What you will do →
Select, from the data, each line where "海盐芝士公主的房间" occurs.

(Dataset items)
┏━━
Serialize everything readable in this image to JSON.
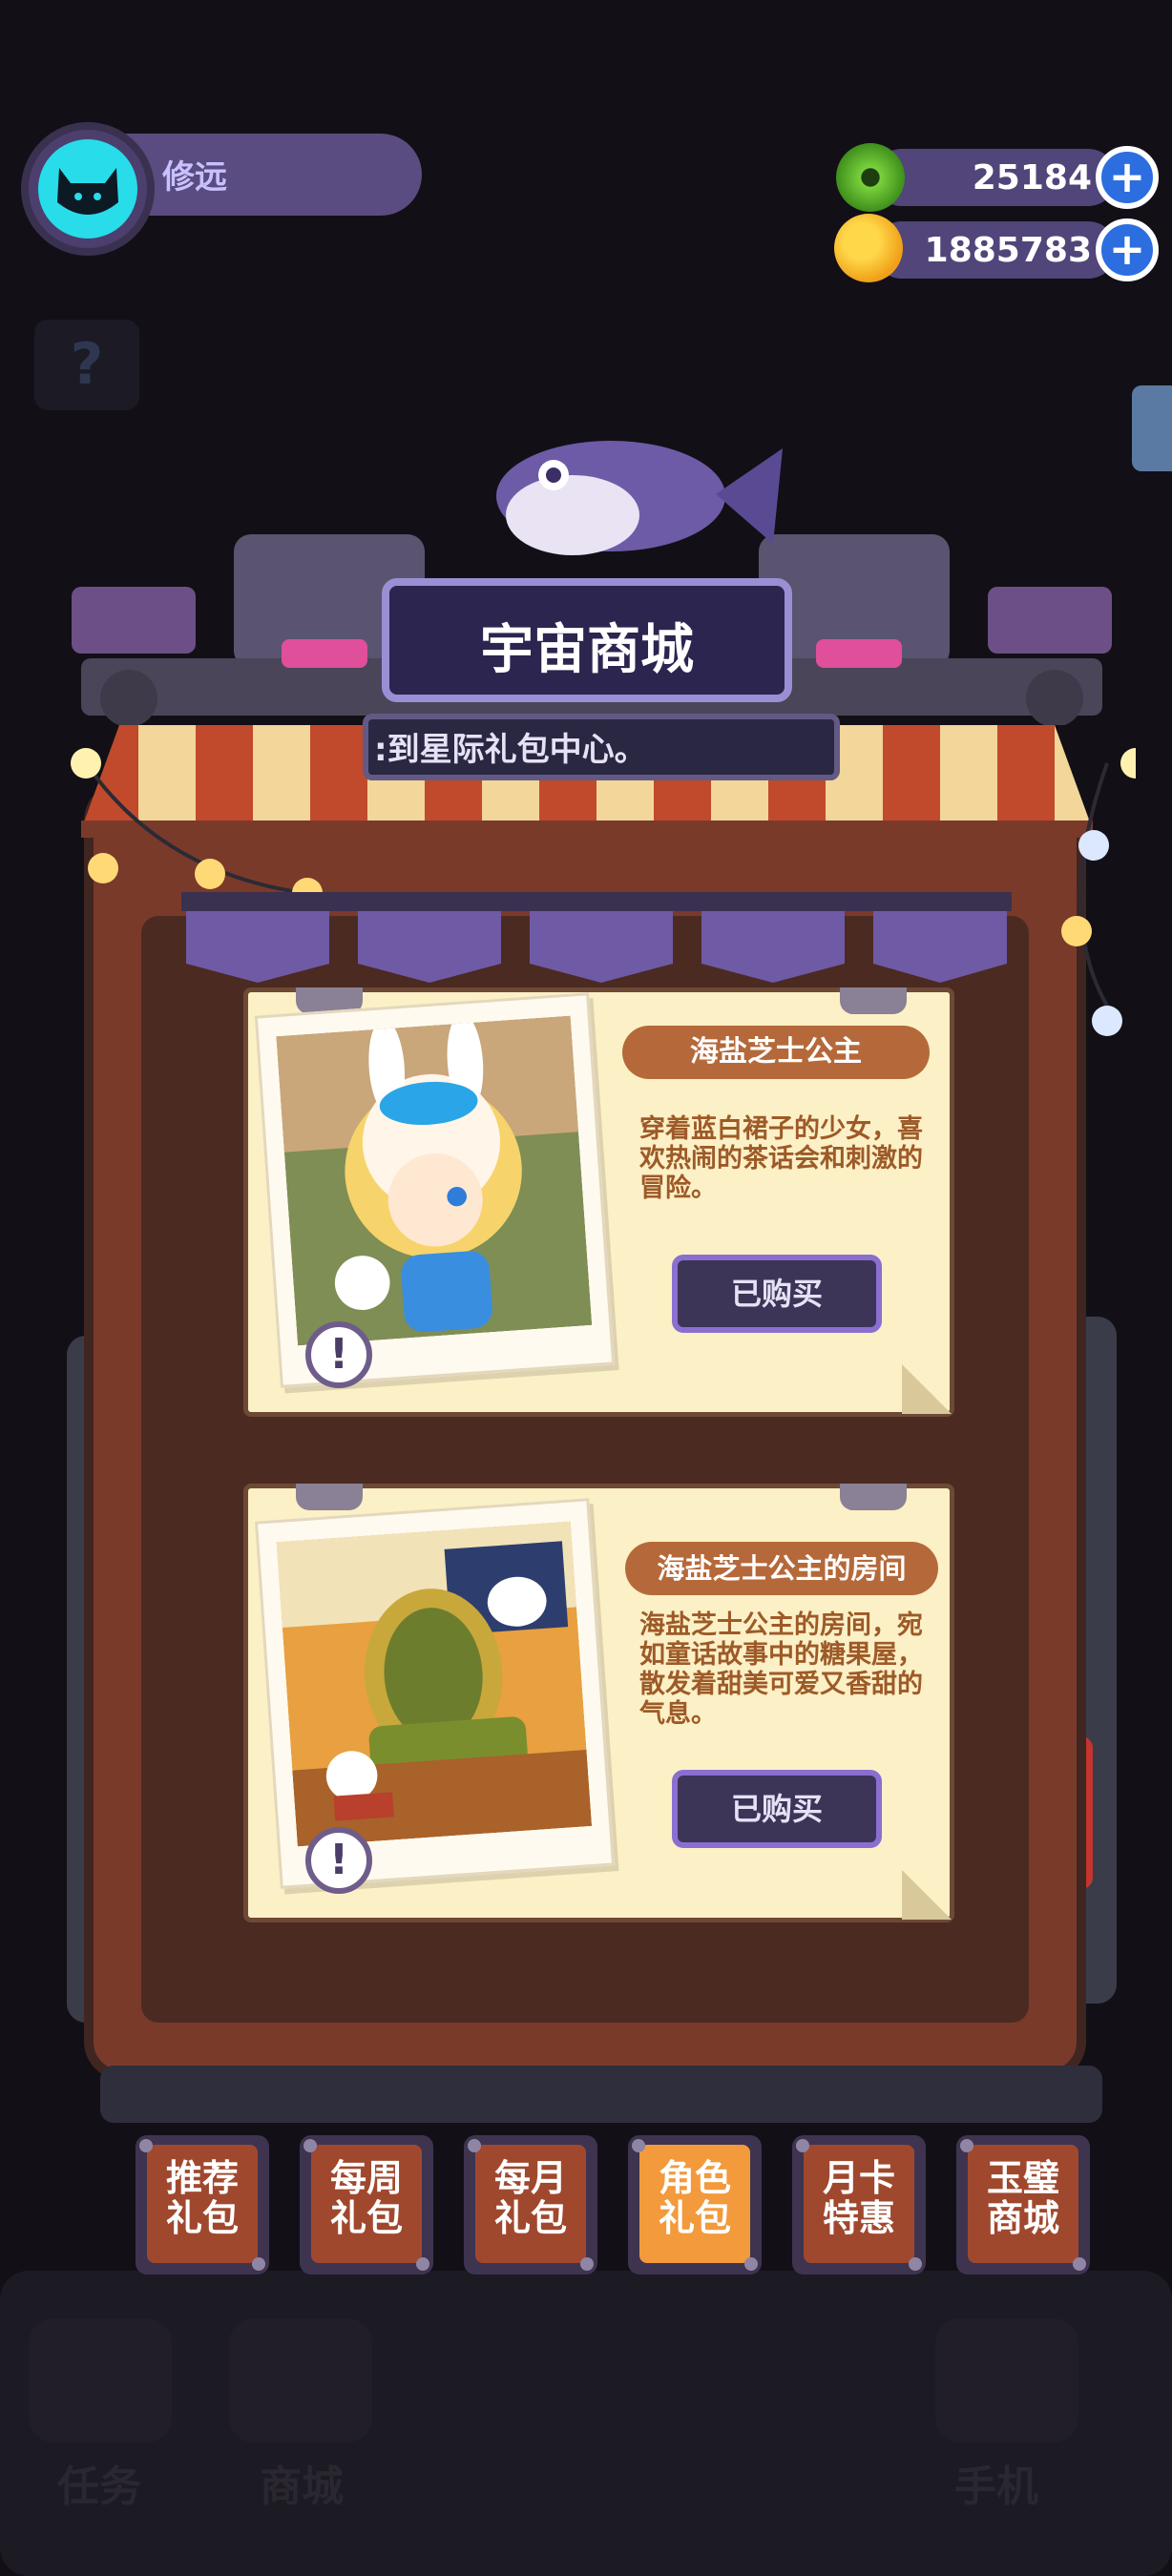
{
  "user": {
    "name": "修远"
  },
  "currency": {
    "gems": {
      "value": "25184",
      "icon": "donut-gem-icon"
    },
    "coins": {
      "value": "1885783",
      "icon": "planet-coin-icon"
    }
  },
  "shop": {
    "title": "宇宙商城",
    "subtitle": ":到星际礼包中心。"
  },
  "cards": [
    {
      "name": "海盐芝士公主",
      "description": "穿着蓝白裙子的少女，喜欢热闹的茶话会和刺激的冒险。",
      "button": "已购买"
    },
    {
      "name": "海盐芝士公主的房间",
      "description": "海盐芝士公主的房间，宛如童话故事中的糖果屋，散发着甜美可爱又香甜的气息。",
      "button": "已购买"
    }
  ],
  "tabs": [
    {
      "line1": "推荐",
      "line2": "礼包",
      "active": false
    },
    {
      "line1": "每周",
      "line2": "礼包",
      "active": false
    },
    {
      "line1": "每月",
      "line2": "礼包",
      "active": false
    },
    {
      "line1": "角色",
      "line2": "礼包",
      "active": true
    },
    {
      "line1": "月卡",
      "line2": "特惠",
      "active": false
    },
    {
      "line1": "玉璧",
      "line2": "商城",
      "active": false
    }
  ],
  "bottom_nav": [
    "任务",
    "商城",
    "手机"
  ],
  "help_icon": "?",
  "info_icon": "!",
  "plus_icon": "+",
  "colors": {
    "accent_active_tab": "#f29a3c",
    "tab_face": "#a0482e",
    "card_bg": "#fcf0c6",
    "desc_text": "#9d5a28",
    "avatar": "#28dcea"
  }
}
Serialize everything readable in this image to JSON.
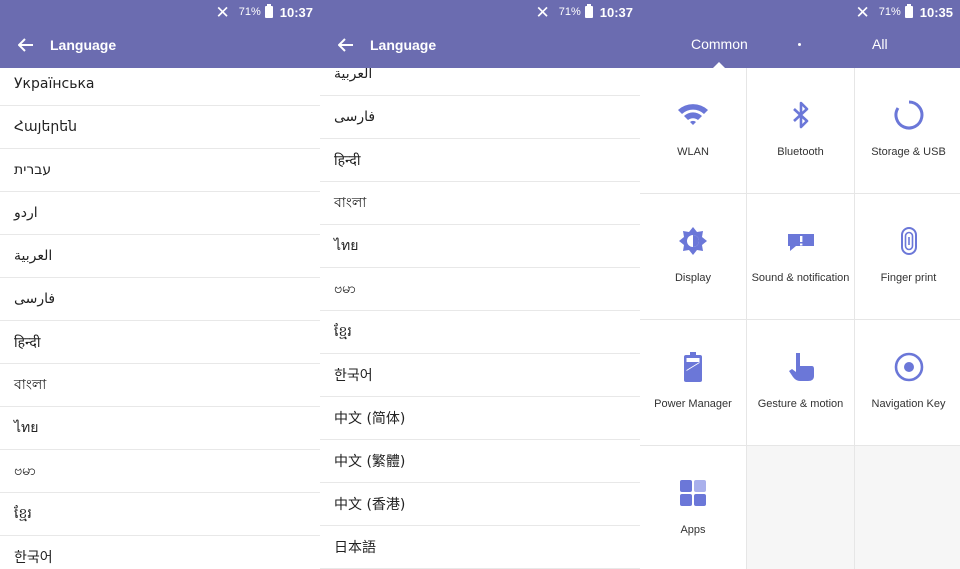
{
  "status": [
    {
      "battery_percent": "71%",
      "time": "10:37"
    },
    {
      "battery_percent": "71%",
      "time": "10:37"
    },
    {
      "battery_percent": "71%",
      "time": "10:35"
    }
  ],
  "language_screen_1": {
    "title": "Language",
    "languages": [
      "Українська",
      "Հայերեն",
      "עברית",
      "اردو",
      "العربية",
      "فارسی",
      "हिन्दी",
      "বাংলা",
      "ไทย",
      "ဗမာ",
      "ខ្មែរ",
      "한국어"
    ]
  },
  "language_screen_2": {
    "title": "Language",
    "languages": [
      "العربية",
      "فارسی",
      "हिन्दी",
      "বাংলা",
      "ไทย",
      "ဗမာ",
      "ខ្មែរ",
      "한국어",
      "中文 (简体)",
      "中文 (繁體)",
      "中文 (香港)",
      "日本語"
    ]
  },
  "settings_screen": {
    "tabs": [
      "Common",
      "All"
    ],
    "active_tab": "Common",
    "accent_color": "#6b6cb0",
    "icon_color": "#6b77d8",
    "items": [
      {
        "label": "WLAN",
        "icon": "wifi-icon"
      },
      {
        "label": "Bluetooth",
        "icon": "bluetooth-icon"
      },
      {
        "label": "Storage & USB",
        "icon": "storage-icon"
      },
      {
        "label": "Display",
        "icon": "display-icon"
      },
      {
        "label": "Sound & notification",
        "icon": "notification-icon"
      },
      {
        "label": "Finger print",
        "icon": "fingerprint-icon"
      },
      {
        "label": "Power Manager",
        "icon": "battery-icon"
      },
      {
        "label": "Gesture & motion",
        "icon": "gesture-icon"
      },
      {
        "label": "Navigation Key",
        "icon": "navigation-key-icon"
      },
      {
        "label": "Apps",
        "icon": "apps-icon"
      }
    ]
  }
}
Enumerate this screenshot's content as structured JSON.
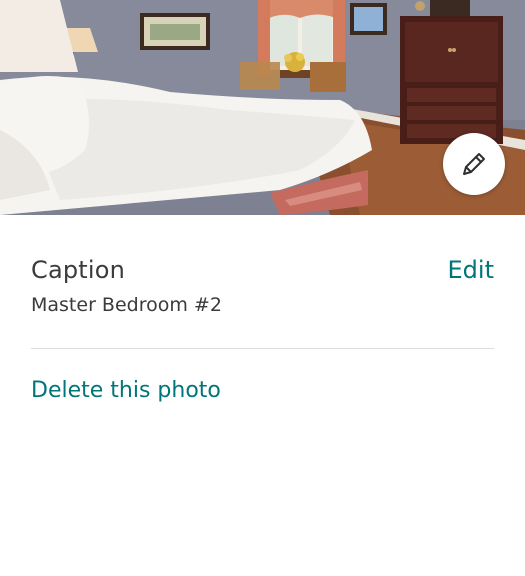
{
  "photo": {
    "alt_subject": "bedroom photo",
    "edit_icon": "pencil-icon"
  },
  "caption": {
    "title": "Caption",
    "edit_label": "Edit",
    "value": "Master Bedroom #2"
  },
  "actions": {
    "delete_label": "Delete this photo"
  },
  "colors": {
    "accent": "#00757a",
    "text": "#3b3b3b",
    "divider": "#dddddd"
  }
}
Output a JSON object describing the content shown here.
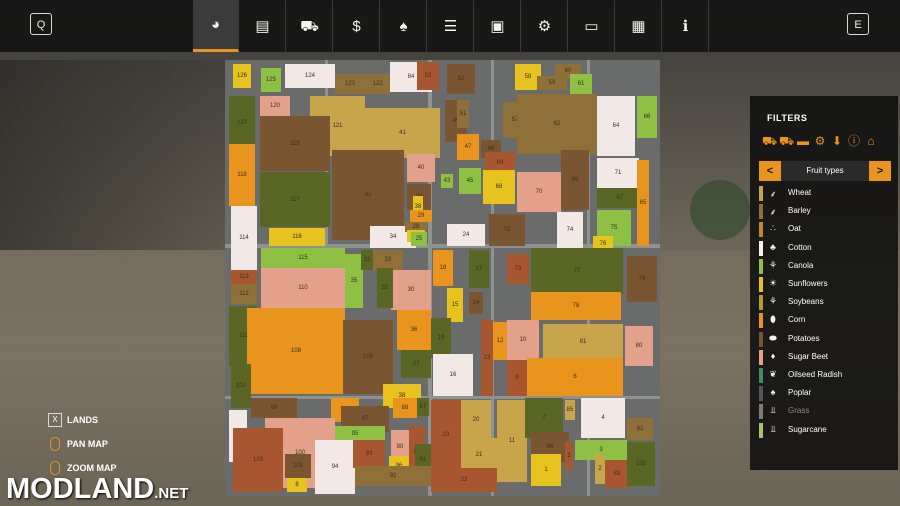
{
  "topbar": {
    "left_key": "Q",
    "right_key": "E",
    "tabs": [
      {
        "icon": "globe-icon",
        "glyph": "◕",
        "active": true
      },
      {
        "icon": "statistics-icon",
        "glyph": "▤"
      },
      {
        "icon": "tractor-icon",
        "glyph": "⛟"
      },
      {
        "icon": "money-icon",
        "glyph": "$"
      },
      {
        "icon": "cow-icon",
        "glyph": "♠"
      },
      {
        "icon": "contracts-icon",
        "glyph": "☰"
      },
      {
        "icon": "help-display-icon",
        "glyph": "▣"
      },
      {
        "icon": "garage-icon",
        "glyph": "⚙"
      },
      {
        "icon": "settings-monitor-icon",
        "glyph": "▭"
      },
      {
        "icon": "production-icon",
        "glyph": "▦"
      },
      {
        "icon": "info-icon",
        "glyph": "ℹ"
      }
    ]
  },
  "legend": {
    "lands_key": "X",
    "lands_label": "LANDS",
    "pan_label": "PAN MAP",
    "zoom_label": "ZOOM MAP"
  },
  "filters": {
    "title": "FILTERS",
    "category_icons": [
      "harvester-icon",
      "tractor-icon",
      "trailer-icon",
      "machinery-icon",
      "sell-point-icon",
      "warning-icon",
      "home-icon"
    ],
    "selector_label": "Fruit types",
    "prev": "<",
    "next": ">",
    "items": [
      {
        "label": "Wheat",
        "color": "#c8a54b",
        "icon": "wheat-icon",
        "glyph": "⸙"
      },
      {
        "label": "Barley",
        "color": "#8f7038",
        "icon": "barley-icon",
        "glyph": "⸙"
      },
      {
        "label": "Oat",
        "color": "#c08a31",
        "icon": "oat-icon",
        "glyph": "∴"
      },
      {
        "label": "Cotton",
        "color": "#f2f2f2",
        "icon": "cotton-icon",
        "glyph": "♣"
      },
      {
        "label": "Canola",
        "color": "#8ec043",
        "icon": "canola-icon",
        "glyph": "⚘"
      },
      {
        "label": "Sunflowers",
        "color": "#e8c21e",
        "icon": "sunflower-icon",
        "glyph": "☀"
      },
      {
        "label": "Soybeans",
        "color": "#b79a2a",
        "icon": "soybean-icon",
        "glyph": "⚘"
      },
      {
        "label": "Corn",
        "color": "#e9941d",
        "icon": "corn-icon",
        "glyph": "⬮"
      },
      {
        "label": "Potatoes",
        "color": "#7a5532",
        "icon": "potato-icon",
        "glyph": "⬬"
      },
      {
        "label": "Sugar Beet",
        "color": "#e3a08a",
        "icon": "sugar-beet-icon",
        "glyph": "♦"
      },
      {
        "label": "Oilseed Radish",
        "color": "#3f8e63",
        "icon": "radish-icon",
        "glyph": "❦"
      },
      {
        "label": "Poplar",
        "color": "#55575a",
        "icon": "poplar-icon",
        "glyph": "♠"
      },
      {
        "label": "Grass",
        "color": "#7c7c7c",
        "icon": "grass-icon",
        "glyph": "⫫",
        "dim": true
      },
      {
        "label": "Sugarcane",
        "color": "#a4c56a",
        "icon": "sugarcane-icon",
        "glyph": "⫫"
      }
    ]
  },
  "map": {
    "fields": [
      {
        "n": "126",
        "c": "#e8c21e"
      },
      {
        "n": "125",
        "c": "#8ec043"
      },
      {
        "n": "124",
        "c": "#f2e9e6"
      },
      {
        "n": "123",
        "c": "#8f7038"
      },
      {
        "n": "122",
        "c": "#8f7038"
      },
      {
        "n": "84",
        "c": "#f2e9e6"
      },
      {
        "n": "53",
        "c": "#a8562f"
      },
      {
        "n": "52",
        "c": "#7a5532"
      },
      {
        "n": "58",
        "c": "#e8c21e"
      },
      {
        "n": "59",
        "c": "#8f7038"
      },
      {
        "n": "60",
        "c": "#8f7038"
      },
      {
        "n": "61",
        "c": "#8ec043"
      },
      {
        "n": "127",
        "c": "#5a6624"
      },
      {
        "n": "120",
        "c": "#e3a08a"
      },
      {
        "n": "121",
        "c": "#c8a54b"
      },
      {
        "n": "41",
        "c": "#c8a54b"
      },
      {
        "n": "49",
        "c": "#7a5532"
      },
      {
        "n": "51",
        "c": "#8f7038"
      },
      {
        "n": "57",
        "c": "#8f7038"
      },
      {
        "n": "62",
        "c": "#8f7038"
      },
      {
        "n": "64",
        "c": "#f2e9e6"
      },
      {
        "n": "66",
        "c": "#8ec043"
      },
      {
        "n": "119",
        "c": "#7a5532"
      },
      {
        "n": "47",
        "c": "#e9941d"
      },
      {
        "n": "46",
        "c": "#7a5532"
      },
      {
        "n": "63",
        "c": "#a8562f"
      },
      {
        "n": "118",
        "c": "#e9941d"
      },
      {
        "n": "117",
        "c": "#5a6624"
      },
      {
        "n": "42",
        "c": "#7a5532"
      },
      {
        "n": "40",
        "c": "#e3a08a"
      },
      {
        "n": "43",
        "c": "#8ec043"
      },
      {
        "n": "45",
        "c": "#8ec043"
      },
      {
        "n": "68",
        "c": "#e8c21e"
      },
      {
        "n": "69",
        "c": "#7a5532"
      },
      {
        "n": "71",
        "c": "#f2e9e6"
      },
      {
        "n": "70",
        "c": "#e3a08a"
      },
      {
        "n": "39",
        "c": "#7a5532"
      },
      {
        "n": "38",
        "c": "#e8c21e"
      },
      {
        "n": "67",
        "c": "#5a6624"
      },
      {
        "n": "65",
        "c": "#e9941d"
      },
      {
        "n": "114",
        "c": "#f2e9e6"
      },
      {
        "n": "116",
        "c": "#e8c21e"
      },
      {
        "n": "34",
        "c": "#f2e9e6"
      },
      {
        "n": "29",
        "c": "#e9941d"
      },
      {
        "n": "28",
        "c": "#8f7038"
      },
      {
        "n": "26",
        "c": "#e8c21e"
      },
      {
        "n": "25",
        "c": "#8ec043"
      },
      {
        "n": "24",
        "c": "#f2e9e6"
      },
      {
        "n": "72",
        "c": "#7a5532"
      },
      {
        "n": "74",
        "c": "#f2e9e6"
      },
      {
        "n": "75",
        "c": "#8ec043"
      },
      {
        "n": "76",
        "c": "#e8c21e"
      },
      {
        "n": "115",
        "c": "#8ec043"
      },
      {
        "n": "113",
        "c": "#a8562f"
      },
      {
        "n": "112",
        "c": "#8f7038"
      },
      {
        "n": "110",
        "c": "#e3a08a"
      },
      {
        "n": "35",
        "c": "#8ec043"
      },
      {
        "n": "32",
        "c": "#5a6624"
      },
      {
        "n": "33",
        "c": "#8f7038"
      },
      {
        "n": "30",
        "c": "#e3a08a"
      },
      {
        "n": "31",
        "c": "#5a6624"
      },
      {
        "n": "18",
        "c": "#e9941d"
      },
      {
        "n": "17",
        "c": "#5a6624"
      },
      {
        "n": "73",
        "c": "#a8562f"
      },
      {
        "n": "77",
        "c": "#5a6624"
      },
      {
        "n": "79",
        "c": "#7a5532"
      },
      {
        "n": "111",
        "c": "#5a6624"
      },
      {
        "n": "108",
        "c": "#e9941d"
      },
      {
        "n": "15",
        "c": "#e8c21e"
      },
      {
        "n": "14",
        "c": "#7a5532"
      },
      {
        "n": "78",
        "c": "#e9941d"
      },
      {
        "n": "36",
        "c": "#e9941d"
      },
      {
        "n": "19",
        "c": "#5a6624"
      },
      {
        "n": "16",
        "c": "#f2e9e6"
      },
      {
        "n": "13",
        "c": "#a8562f"
      },
      {
        "n": "12",
        "c": "#e9941d"
      },
      {
        "n": "10",
        "c": "#e3a08a"
      },
      {
        "n": "81",
        "c": "#c8a54b"
      },
      {
        "n": "80",
        "c": "#e3a08a"
      },
      {
        "n": "37",
        "c": "#5a6624"
      },
      {
        "n": "107",
        "c": "#5a6624"
      },
      {
        "n": "109",
        "c": "#7a5532"
      },
      {
        "n": "38",
        "c": "#e8c21e"
      },
      {
        "n": "9",
        "c": "#a8562f"
      },
      {
        "n": "6",
        "c": "#e9941d"
      },
      {
        "n": "99",
        "c": "#7a5532"
      },
      {
        "n": "98",
        "c": "#e9941d"
      },
      {
        "n": "88",
        "c": "#e9941d"
      },
      {
        "n": "87",
        "c": "#5a6624"
      },
      {
        "n": "23",
        "c": "#a8562f"
      },
      {
        "n": "20",
        "c": "#c8a54b"
      },
      {
        "n": "11",
        "c": "#c8a54b"
      },
      {
        "n": "7",
        "c": "#5a6624"
      },
      {
        "n": "85",
        "c": "#c8a54b"
      },
      {
        "n": "4",
        "c": "#f2e9e6"
      },
      {
        "n": "105",
        "c": "#f2e9e6"
      },
      {
        "n": "97",
        "c": "#7a5532"
      },
      {
        "n": "95",
        "c": "#8ec043"
      },
      {
        "n": "89",
        "c": "#a8562f"
      },
      {
        "n": "82",
        "c": "#8f7038"
      },
      {
        "n": "100",
        "c": "#e3a08a"
      },
      {
        "n": "90",
        "c": "#e3a08a"
      },
      {
        "n": "94",
        "c": "#f2e9e6"
      },
      {
        "n": "93",
        "c": "#a8562f"
      },
      {
        "n": "96",
        "c": "#e8c21e"
      },
      {
        "n": "91",
        "c": "#5a6624"
      },
      {
        "n": "21",
        "c": "#c8a54b"
      },
      {
        "n": "86",
        "c": "#7a5532"
      },
      {
        "n": "5",
        "c": "#a8562f"
      },
      {
        "n": "3",
        "c": "#8ec043"
      },
      {
        "n": "103",
        "c": "#a8562f"
      },
      {
        "n": "101",
        "c": "#7a5532"
      },
      {
        "n": "92",
        "c": "#8f7038"
      },
      {
        "n": "22",
        "c": "#a8562f"
      },
      {
        "n": "1",
        "c": "#e8c21e"
      },
      {
        "n": "2",
        "c": "#c8a54b"
      },
      {
        "n": "83",
        "c": "#a8562f"
      },
      {
        "n": "102",
        "c": "#5a6624"
      },
      {
        "n": "8",
        "c": "#e8c21e"
      }
    ]
  },
  "watermark": {
    "text": "MODLAND",
    "suffix": ".NET"
  }
}
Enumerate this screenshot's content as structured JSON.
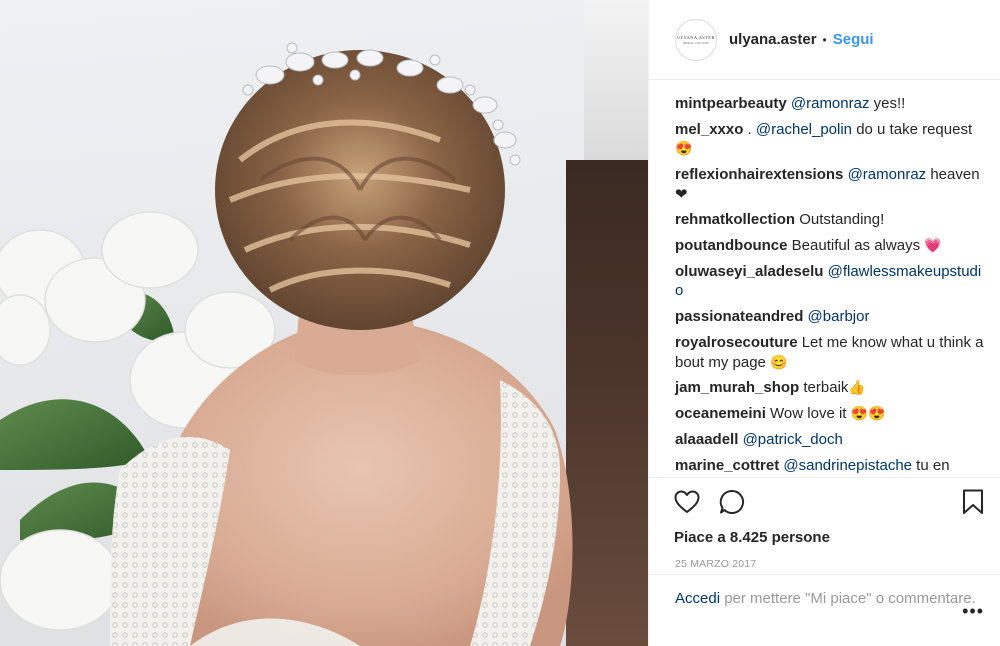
┗━━
Correct answer →
      "name": "海盐芝士公主的房间",
      "description": "海盐芝士公主的房间，宛如童话故事中的糖果屋，散发着甜美可爱又香甜的气息。",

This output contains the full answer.